■ RECORD LIST ■
##########
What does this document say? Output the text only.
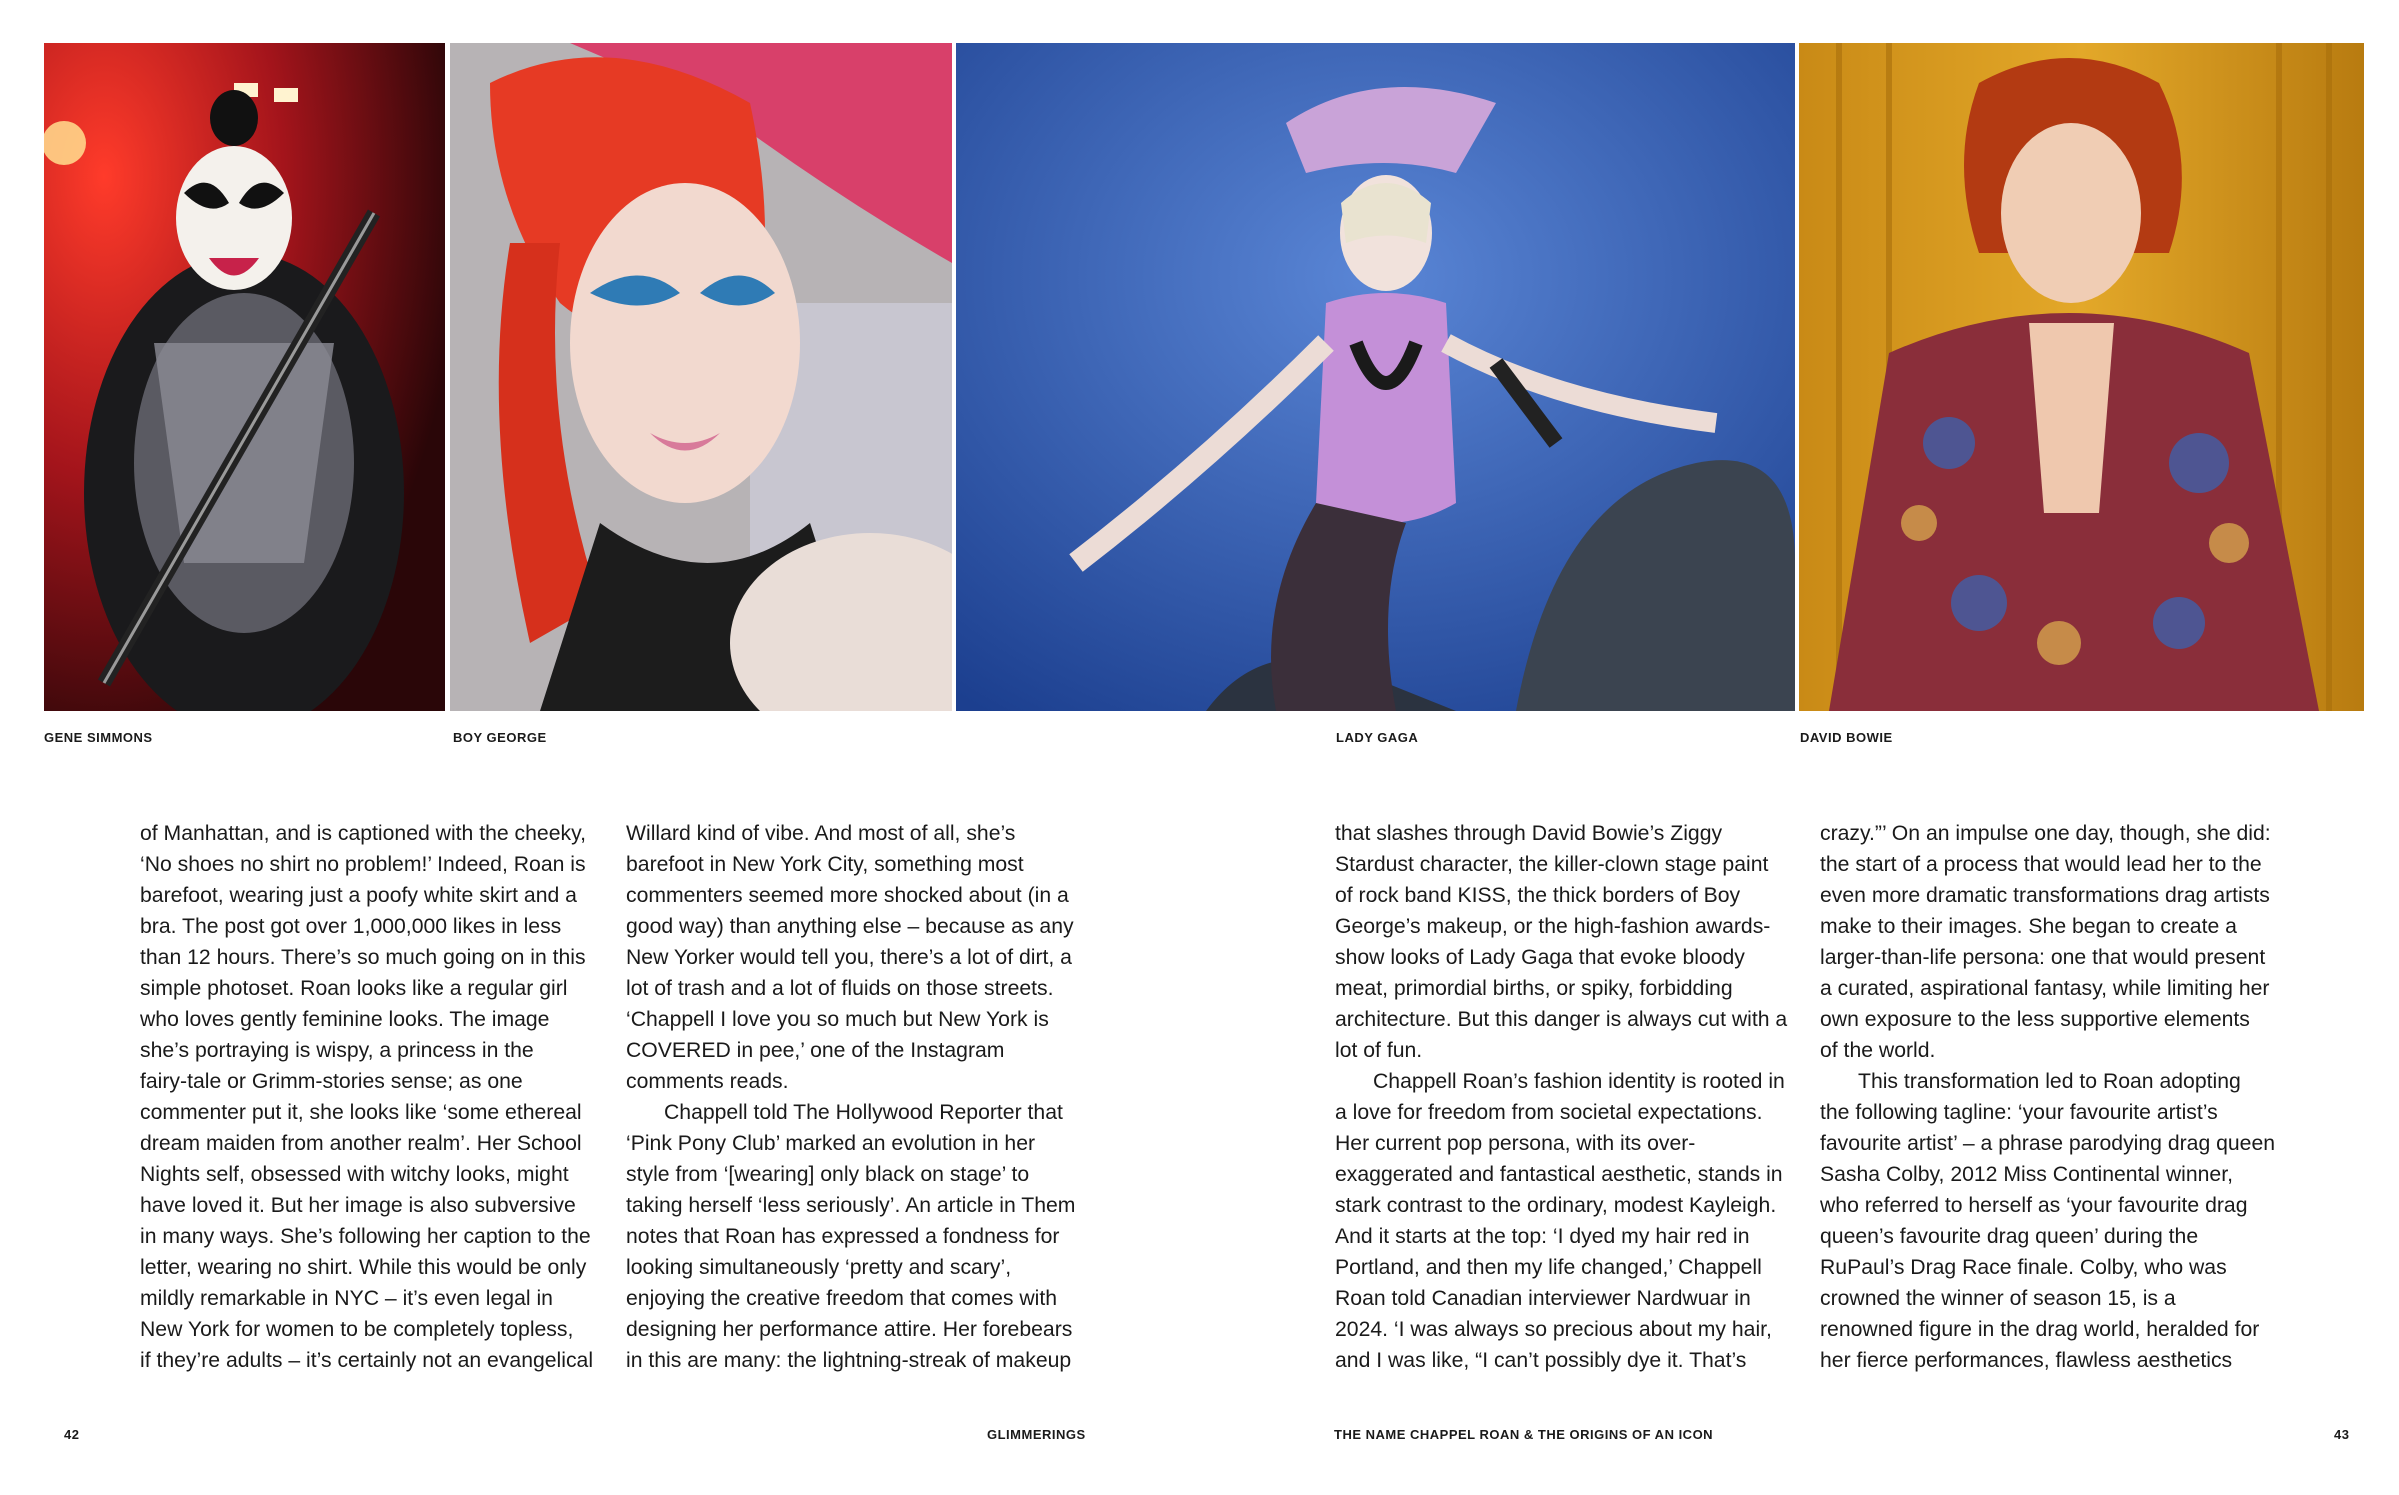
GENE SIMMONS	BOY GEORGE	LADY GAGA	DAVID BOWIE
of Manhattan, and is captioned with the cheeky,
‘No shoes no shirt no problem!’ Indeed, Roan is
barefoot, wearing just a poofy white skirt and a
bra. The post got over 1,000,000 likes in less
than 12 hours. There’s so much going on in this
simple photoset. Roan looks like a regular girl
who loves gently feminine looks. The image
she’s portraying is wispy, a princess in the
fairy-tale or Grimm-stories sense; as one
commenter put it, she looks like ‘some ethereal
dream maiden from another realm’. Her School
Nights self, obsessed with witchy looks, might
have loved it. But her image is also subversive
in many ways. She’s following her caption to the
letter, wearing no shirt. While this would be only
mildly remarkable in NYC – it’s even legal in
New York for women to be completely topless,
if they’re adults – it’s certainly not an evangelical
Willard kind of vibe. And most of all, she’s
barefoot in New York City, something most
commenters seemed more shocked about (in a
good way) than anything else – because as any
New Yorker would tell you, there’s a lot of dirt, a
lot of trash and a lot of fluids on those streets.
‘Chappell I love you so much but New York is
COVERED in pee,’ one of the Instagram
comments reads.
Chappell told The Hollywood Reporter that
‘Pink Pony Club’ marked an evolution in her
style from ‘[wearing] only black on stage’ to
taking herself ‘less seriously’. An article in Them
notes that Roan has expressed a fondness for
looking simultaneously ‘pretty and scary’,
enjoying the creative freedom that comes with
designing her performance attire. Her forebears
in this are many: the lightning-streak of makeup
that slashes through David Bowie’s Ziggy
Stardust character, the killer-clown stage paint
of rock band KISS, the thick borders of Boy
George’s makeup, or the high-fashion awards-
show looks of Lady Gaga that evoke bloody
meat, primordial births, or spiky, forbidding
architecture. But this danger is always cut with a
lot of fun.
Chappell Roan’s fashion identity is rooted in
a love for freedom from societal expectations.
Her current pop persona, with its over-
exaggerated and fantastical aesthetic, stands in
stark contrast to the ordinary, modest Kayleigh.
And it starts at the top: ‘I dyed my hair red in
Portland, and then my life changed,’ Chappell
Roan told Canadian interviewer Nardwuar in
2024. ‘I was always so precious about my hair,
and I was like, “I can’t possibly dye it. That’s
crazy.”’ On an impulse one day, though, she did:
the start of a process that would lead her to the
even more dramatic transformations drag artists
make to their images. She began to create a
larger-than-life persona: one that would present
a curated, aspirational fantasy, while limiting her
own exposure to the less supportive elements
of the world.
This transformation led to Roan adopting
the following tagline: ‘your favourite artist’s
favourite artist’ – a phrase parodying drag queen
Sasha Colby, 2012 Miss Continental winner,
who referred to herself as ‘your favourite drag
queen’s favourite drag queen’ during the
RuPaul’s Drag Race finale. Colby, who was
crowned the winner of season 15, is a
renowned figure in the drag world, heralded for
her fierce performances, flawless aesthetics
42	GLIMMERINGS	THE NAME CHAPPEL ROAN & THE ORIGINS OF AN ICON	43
##########
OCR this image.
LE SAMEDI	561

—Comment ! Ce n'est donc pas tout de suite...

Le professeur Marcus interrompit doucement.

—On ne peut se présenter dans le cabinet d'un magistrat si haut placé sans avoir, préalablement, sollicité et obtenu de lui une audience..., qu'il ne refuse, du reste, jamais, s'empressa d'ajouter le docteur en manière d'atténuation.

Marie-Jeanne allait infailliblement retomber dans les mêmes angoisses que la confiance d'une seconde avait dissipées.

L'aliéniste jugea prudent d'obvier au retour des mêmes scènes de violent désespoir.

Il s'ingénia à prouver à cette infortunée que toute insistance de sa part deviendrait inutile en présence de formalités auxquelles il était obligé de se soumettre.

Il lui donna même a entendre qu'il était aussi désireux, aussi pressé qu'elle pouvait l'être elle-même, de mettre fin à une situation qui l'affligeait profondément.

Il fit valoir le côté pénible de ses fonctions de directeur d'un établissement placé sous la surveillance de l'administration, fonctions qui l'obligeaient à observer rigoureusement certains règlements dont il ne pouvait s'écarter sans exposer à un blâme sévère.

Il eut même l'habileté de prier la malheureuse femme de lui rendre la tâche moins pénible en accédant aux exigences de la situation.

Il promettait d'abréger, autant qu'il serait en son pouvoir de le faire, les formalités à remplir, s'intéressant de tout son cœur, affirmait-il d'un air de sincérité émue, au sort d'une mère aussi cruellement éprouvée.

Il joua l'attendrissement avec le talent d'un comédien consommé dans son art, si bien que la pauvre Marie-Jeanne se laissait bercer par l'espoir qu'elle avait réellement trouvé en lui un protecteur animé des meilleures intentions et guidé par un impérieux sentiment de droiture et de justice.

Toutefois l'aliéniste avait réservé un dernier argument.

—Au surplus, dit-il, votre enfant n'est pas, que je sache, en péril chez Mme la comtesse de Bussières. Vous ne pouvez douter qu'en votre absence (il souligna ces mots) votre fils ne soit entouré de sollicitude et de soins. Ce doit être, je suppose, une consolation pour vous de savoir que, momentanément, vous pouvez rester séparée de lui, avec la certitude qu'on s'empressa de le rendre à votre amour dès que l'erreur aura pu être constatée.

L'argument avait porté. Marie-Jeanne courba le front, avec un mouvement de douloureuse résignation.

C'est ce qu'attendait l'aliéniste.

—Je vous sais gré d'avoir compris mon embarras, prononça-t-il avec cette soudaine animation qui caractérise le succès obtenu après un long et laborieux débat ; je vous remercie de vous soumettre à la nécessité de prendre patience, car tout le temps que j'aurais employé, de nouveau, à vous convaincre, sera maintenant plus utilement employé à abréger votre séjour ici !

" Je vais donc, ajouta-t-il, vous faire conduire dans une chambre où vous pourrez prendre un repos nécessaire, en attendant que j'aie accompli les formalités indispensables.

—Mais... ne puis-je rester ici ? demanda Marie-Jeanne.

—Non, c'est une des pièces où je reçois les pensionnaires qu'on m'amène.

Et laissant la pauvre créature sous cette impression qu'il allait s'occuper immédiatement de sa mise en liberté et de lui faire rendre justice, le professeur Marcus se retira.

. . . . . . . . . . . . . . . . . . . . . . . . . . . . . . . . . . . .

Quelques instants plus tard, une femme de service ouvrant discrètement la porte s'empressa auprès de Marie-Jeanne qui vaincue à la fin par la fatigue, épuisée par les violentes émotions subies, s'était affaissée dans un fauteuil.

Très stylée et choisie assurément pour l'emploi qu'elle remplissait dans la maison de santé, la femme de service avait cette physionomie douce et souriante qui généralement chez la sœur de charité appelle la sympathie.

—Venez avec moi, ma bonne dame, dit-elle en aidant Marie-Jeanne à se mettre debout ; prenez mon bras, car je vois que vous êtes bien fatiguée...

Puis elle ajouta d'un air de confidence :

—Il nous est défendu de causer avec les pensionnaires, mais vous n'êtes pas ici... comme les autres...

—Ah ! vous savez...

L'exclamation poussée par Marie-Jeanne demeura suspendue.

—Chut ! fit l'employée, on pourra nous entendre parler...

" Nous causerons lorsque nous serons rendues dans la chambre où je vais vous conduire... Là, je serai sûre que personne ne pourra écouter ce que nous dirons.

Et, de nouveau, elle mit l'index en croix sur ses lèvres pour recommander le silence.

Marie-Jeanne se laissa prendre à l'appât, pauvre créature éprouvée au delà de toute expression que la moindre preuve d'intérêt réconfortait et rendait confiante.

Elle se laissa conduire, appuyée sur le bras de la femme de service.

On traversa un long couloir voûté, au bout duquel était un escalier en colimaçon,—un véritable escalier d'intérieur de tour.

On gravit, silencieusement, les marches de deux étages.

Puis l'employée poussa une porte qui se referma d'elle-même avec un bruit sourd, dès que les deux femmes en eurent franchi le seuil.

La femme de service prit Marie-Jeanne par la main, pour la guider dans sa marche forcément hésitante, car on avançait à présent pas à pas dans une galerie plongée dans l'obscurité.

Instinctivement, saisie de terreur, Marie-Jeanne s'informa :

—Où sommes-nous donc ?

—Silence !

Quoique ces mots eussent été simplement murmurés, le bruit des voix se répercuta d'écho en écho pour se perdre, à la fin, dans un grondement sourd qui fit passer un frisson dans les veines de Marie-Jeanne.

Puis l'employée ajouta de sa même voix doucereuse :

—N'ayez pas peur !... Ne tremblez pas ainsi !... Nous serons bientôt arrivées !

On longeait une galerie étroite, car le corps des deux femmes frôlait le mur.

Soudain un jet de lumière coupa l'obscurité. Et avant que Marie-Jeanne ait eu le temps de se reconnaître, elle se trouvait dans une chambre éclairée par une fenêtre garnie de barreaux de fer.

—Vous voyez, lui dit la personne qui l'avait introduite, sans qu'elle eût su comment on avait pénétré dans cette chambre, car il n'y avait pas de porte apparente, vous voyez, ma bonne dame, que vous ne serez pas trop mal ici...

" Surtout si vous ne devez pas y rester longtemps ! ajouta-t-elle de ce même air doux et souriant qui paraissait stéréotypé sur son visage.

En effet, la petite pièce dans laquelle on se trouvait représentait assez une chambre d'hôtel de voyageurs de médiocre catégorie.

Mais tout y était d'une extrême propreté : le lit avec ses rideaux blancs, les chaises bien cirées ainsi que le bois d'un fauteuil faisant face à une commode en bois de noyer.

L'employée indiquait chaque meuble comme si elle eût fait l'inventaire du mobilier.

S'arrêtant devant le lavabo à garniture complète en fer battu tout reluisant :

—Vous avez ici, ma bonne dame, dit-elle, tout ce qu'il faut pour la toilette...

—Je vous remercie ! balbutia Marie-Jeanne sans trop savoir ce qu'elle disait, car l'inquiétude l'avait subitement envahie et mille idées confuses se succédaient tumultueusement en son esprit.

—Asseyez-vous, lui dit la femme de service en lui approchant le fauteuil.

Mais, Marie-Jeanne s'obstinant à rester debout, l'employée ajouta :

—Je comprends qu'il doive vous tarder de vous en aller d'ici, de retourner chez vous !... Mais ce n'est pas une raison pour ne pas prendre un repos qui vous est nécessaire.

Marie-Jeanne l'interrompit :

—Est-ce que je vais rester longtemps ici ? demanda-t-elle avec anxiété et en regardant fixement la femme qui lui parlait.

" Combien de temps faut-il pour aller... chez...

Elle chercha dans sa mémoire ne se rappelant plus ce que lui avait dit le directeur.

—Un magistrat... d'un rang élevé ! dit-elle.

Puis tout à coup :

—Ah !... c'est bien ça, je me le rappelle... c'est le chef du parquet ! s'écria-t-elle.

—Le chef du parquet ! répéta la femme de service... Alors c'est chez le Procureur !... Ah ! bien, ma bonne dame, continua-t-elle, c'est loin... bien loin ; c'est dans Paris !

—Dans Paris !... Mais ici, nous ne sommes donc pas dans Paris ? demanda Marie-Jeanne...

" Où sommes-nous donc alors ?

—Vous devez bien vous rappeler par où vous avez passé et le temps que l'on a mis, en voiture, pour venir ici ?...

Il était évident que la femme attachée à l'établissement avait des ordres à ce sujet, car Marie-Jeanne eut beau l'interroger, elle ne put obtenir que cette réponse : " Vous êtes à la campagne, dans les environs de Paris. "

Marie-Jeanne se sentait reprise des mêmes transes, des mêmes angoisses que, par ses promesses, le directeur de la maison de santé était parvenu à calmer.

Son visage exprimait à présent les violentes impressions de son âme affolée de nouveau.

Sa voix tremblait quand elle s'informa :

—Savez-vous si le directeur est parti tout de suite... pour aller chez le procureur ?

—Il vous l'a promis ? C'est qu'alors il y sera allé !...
##########
■ WHAT YOU WILL DO ■
In the listing above, find the lines holding the word "visage" and copy them.

■ WRITTEN SOLUTION ■
" Surtout si vous ne devez pas y rester longtemps ! ajouta-t-elle de ce même air doux et souriant qui paraissait stéréotypé sur son visage.
Son visage exprimait à présent les violentes impressions de son âme affolée de nouveau.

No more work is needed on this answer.